Copy every line of the listing that holds the string "Trump".

+++ Provided data

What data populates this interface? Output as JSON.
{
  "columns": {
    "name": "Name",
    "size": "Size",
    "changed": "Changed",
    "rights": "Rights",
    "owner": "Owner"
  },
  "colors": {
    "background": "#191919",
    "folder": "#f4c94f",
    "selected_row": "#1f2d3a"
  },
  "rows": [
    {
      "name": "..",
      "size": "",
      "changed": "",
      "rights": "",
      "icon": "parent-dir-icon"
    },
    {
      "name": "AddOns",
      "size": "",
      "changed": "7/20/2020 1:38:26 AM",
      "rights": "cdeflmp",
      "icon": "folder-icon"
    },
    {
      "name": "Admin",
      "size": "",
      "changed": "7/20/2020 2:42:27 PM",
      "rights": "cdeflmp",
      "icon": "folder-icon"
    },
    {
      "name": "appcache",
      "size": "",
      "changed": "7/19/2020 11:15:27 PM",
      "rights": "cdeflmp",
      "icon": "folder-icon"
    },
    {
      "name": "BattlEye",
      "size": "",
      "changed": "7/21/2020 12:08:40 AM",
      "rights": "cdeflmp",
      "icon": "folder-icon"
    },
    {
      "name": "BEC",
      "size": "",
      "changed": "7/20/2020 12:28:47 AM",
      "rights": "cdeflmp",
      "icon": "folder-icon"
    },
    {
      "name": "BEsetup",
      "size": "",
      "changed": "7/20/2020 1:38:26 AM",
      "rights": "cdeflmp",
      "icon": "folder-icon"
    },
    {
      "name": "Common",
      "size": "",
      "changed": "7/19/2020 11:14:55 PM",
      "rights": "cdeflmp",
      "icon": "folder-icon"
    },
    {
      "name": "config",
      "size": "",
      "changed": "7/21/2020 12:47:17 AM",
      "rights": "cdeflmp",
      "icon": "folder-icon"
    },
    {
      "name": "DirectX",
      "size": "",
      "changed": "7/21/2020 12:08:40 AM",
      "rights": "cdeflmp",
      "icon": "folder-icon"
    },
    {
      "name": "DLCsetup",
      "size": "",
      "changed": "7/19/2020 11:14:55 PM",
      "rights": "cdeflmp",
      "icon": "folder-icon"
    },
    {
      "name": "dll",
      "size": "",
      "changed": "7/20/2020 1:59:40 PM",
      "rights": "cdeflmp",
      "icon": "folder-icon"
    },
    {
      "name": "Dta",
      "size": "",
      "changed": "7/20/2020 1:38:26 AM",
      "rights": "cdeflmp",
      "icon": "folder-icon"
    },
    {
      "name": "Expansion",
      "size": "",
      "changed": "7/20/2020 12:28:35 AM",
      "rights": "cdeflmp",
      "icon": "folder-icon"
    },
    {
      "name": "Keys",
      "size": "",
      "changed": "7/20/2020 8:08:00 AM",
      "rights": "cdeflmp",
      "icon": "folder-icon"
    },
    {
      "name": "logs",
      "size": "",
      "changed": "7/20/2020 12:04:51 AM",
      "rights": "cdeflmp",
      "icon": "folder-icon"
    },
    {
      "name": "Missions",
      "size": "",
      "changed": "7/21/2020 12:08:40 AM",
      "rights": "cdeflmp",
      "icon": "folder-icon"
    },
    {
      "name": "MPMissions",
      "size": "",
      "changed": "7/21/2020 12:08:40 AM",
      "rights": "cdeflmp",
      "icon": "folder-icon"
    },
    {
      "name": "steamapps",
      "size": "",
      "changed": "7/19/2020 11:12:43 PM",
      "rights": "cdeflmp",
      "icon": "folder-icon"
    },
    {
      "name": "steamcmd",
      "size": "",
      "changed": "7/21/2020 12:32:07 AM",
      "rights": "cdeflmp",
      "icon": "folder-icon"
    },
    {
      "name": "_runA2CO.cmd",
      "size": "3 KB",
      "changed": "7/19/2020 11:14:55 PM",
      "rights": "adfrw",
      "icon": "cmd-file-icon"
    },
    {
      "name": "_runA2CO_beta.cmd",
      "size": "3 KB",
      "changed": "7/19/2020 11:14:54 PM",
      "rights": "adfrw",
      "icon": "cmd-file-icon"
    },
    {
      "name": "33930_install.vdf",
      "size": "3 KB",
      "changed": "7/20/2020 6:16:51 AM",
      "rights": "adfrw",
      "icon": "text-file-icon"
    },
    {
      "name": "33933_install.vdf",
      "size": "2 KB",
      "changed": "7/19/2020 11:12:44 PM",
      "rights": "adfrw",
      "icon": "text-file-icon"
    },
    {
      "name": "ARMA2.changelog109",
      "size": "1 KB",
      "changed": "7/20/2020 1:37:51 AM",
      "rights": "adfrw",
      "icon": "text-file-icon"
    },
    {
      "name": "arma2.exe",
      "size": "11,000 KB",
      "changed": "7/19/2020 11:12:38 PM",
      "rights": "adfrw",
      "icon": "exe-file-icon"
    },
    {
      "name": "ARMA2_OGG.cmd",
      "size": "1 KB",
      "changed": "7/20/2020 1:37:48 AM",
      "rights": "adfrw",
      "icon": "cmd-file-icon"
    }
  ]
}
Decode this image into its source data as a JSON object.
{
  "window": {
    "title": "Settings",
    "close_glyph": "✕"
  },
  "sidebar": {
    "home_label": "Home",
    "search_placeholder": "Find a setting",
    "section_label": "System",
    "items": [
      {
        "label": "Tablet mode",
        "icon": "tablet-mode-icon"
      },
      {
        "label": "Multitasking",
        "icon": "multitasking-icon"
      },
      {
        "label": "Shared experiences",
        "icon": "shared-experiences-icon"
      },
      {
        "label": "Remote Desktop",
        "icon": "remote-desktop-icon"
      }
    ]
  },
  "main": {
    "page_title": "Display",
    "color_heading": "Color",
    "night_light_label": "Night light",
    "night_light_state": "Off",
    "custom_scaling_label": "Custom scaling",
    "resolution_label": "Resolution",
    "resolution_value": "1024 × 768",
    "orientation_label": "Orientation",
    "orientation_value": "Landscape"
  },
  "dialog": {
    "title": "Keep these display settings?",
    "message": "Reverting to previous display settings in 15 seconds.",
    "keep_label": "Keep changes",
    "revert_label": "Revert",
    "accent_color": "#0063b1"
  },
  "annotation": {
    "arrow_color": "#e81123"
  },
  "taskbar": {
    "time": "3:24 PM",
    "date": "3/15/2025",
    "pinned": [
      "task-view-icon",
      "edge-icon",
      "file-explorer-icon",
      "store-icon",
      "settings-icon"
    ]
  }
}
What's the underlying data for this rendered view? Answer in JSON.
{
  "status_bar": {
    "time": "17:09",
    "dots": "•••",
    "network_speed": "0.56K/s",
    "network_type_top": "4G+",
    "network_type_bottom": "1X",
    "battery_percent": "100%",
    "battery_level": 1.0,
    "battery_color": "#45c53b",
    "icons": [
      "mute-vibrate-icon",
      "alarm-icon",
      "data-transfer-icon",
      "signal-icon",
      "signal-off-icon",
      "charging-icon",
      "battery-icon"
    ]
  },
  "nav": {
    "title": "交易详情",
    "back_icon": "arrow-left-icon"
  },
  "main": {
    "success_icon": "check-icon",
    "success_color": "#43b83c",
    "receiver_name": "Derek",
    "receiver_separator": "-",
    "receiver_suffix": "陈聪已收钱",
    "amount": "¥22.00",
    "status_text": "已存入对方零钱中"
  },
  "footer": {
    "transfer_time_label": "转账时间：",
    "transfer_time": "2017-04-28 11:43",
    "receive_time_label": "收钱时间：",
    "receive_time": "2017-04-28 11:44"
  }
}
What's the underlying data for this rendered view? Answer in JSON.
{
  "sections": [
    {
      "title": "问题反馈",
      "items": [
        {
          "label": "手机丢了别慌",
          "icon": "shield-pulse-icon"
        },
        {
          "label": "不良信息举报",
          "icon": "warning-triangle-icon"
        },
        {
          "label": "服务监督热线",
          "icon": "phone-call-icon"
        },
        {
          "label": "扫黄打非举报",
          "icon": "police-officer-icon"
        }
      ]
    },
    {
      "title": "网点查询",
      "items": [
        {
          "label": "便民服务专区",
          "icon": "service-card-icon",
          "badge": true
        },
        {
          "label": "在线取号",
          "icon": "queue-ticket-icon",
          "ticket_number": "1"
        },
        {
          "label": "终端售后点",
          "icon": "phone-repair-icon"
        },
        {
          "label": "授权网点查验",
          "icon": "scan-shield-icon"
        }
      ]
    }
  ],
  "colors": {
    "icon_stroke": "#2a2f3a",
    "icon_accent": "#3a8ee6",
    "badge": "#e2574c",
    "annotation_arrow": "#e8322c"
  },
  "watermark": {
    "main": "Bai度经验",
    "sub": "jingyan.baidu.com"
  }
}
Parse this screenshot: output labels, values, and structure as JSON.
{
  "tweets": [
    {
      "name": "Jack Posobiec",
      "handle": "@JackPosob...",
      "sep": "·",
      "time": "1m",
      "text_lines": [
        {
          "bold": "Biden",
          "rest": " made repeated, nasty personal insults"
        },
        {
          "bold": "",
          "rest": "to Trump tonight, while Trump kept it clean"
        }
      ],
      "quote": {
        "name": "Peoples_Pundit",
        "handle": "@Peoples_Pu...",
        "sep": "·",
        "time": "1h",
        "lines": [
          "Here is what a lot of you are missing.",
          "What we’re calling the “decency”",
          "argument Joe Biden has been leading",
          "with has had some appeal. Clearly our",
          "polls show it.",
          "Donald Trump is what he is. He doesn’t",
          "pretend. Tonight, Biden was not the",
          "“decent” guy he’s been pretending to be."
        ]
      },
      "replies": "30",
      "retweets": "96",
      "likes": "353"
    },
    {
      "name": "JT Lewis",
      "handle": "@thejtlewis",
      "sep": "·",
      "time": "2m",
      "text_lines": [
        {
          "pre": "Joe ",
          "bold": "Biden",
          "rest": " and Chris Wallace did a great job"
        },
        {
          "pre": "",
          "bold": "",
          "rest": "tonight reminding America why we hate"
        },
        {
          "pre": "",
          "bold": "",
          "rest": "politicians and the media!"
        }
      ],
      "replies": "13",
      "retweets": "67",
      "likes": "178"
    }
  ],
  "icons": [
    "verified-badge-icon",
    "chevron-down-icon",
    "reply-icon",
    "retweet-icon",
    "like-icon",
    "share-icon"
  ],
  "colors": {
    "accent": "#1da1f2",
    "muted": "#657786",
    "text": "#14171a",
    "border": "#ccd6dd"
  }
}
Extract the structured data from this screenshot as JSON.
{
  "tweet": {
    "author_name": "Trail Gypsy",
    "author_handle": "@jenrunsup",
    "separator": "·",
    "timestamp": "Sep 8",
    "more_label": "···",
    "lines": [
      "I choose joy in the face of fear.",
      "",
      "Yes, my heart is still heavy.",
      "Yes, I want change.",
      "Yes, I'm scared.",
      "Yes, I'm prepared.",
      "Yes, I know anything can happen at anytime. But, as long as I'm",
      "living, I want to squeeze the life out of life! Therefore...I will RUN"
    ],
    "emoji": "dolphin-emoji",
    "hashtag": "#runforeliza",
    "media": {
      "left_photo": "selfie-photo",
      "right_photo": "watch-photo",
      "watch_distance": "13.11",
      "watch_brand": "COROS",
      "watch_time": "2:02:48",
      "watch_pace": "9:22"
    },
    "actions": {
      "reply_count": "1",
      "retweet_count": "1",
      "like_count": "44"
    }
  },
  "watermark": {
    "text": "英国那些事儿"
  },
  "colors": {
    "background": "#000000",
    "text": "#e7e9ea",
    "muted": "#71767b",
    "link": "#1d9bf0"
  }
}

++++++

- [Expected output]:
          "rest": "to Trump tonight, while Trump kept it clean"
          "Donald Trump is what he is. He doesn’t",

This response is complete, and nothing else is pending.